Extracted records:

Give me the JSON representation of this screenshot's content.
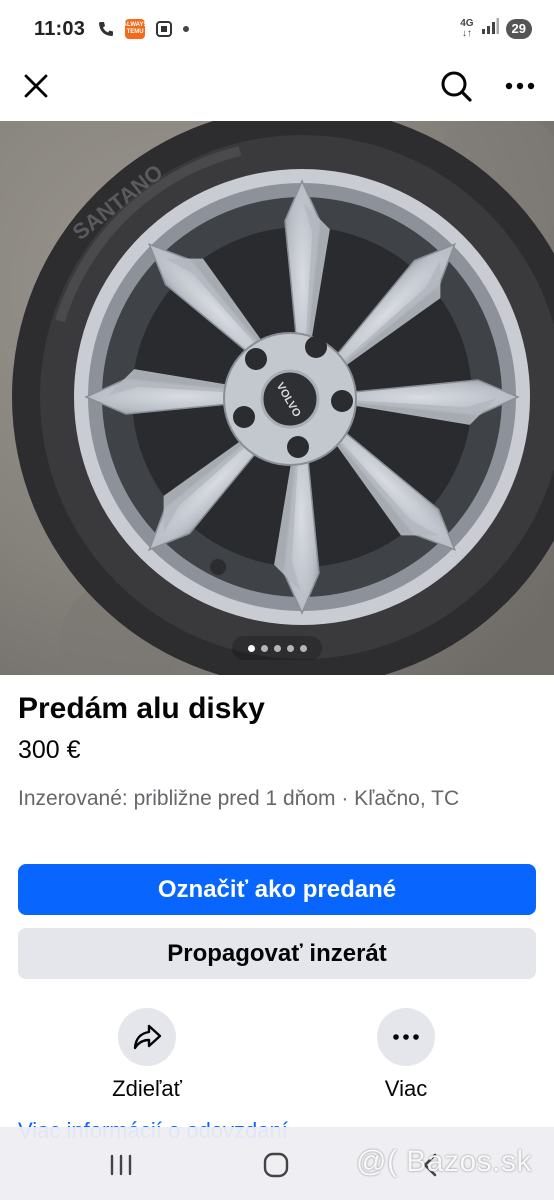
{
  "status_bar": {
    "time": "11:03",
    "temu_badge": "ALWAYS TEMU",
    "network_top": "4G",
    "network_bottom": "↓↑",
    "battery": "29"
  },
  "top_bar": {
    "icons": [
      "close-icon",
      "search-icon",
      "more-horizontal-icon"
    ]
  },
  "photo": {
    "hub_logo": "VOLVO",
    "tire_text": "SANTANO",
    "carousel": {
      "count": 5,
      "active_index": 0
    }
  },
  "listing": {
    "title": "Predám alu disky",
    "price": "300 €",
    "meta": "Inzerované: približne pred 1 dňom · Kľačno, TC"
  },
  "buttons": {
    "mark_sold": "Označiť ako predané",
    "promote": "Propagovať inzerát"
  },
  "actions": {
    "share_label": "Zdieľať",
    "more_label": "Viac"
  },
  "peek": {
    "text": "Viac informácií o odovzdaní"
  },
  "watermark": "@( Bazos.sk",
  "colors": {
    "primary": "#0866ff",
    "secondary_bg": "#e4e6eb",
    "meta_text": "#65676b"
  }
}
...
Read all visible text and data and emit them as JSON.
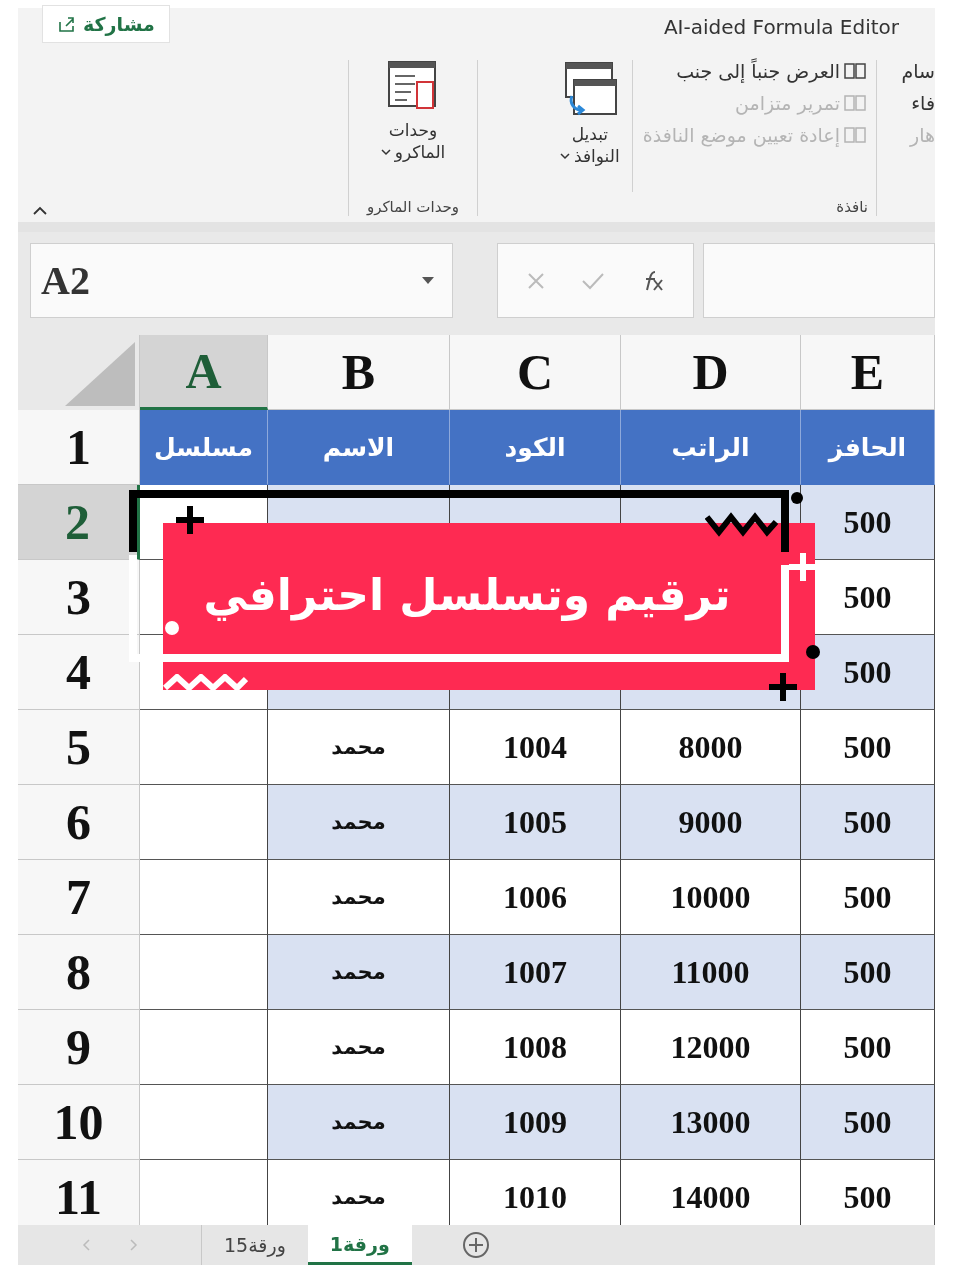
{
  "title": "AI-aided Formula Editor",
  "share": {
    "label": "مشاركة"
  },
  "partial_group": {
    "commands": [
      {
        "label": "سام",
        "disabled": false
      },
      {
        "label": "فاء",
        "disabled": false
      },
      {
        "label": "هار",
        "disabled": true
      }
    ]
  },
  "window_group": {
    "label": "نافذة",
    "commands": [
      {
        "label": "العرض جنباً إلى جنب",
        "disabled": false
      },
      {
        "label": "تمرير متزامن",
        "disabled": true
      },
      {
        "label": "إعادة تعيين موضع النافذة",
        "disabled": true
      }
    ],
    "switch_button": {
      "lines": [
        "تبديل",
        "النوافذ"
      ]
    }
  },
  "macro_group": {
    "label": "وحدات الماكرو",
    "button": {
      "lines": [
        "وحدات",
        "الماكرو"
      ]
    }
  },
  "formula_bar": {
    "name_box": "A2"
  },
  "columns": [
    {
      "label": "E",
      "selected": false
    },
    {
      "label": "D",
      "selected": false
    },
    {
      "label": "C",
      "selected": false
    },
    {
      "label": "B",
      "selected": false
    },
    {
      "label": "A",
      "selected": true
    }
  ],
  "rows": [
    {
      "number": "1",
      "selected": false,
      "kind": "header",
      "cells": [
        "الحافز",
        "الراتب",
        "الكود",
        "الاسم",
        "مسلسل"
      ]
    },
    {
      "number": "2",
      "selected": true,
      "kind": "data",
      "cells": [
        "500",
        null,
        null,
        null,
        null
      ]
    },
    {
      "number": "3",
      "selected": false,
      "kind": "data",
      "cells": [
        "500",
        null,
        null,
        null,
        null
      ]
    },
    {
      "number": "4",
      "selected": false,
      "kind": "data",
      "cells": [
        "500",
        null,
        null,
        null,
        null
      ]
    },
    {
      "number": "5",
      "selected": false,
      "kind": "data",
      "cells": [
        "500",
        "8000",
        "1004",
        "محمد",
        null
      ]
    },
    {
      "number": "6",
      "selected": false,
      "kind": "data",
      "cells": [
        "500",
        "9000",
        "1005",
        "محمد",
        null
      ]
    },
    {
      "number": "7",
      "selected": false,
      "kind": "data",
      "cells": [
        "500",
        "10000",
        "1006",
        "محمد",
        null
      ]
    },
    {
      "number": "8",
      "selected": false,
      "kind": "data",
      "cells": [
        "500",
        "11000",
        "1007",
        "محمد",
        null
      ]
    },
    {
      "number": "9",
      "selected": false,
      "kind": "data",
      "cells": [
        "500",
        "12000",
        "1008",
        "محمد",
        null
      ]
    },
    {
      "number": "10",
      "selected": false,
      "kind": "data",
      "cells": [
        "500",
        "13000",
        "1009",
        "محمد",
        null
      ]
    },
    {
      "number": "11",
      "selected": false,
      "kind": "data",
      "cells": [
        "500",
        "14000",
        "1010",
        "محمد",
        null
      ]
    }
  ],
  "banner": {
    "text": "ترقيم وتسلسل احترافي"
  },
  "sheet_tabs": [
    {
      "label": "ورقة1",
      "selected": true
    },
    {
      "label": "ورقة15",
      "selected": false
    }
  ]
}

_Your objective:_
Using the records above, copy each line that contains "JSON".

_Expected answer:_
Give me the JSON representation of this screenshot's content.
Read all visible text and data and emit them as JSON.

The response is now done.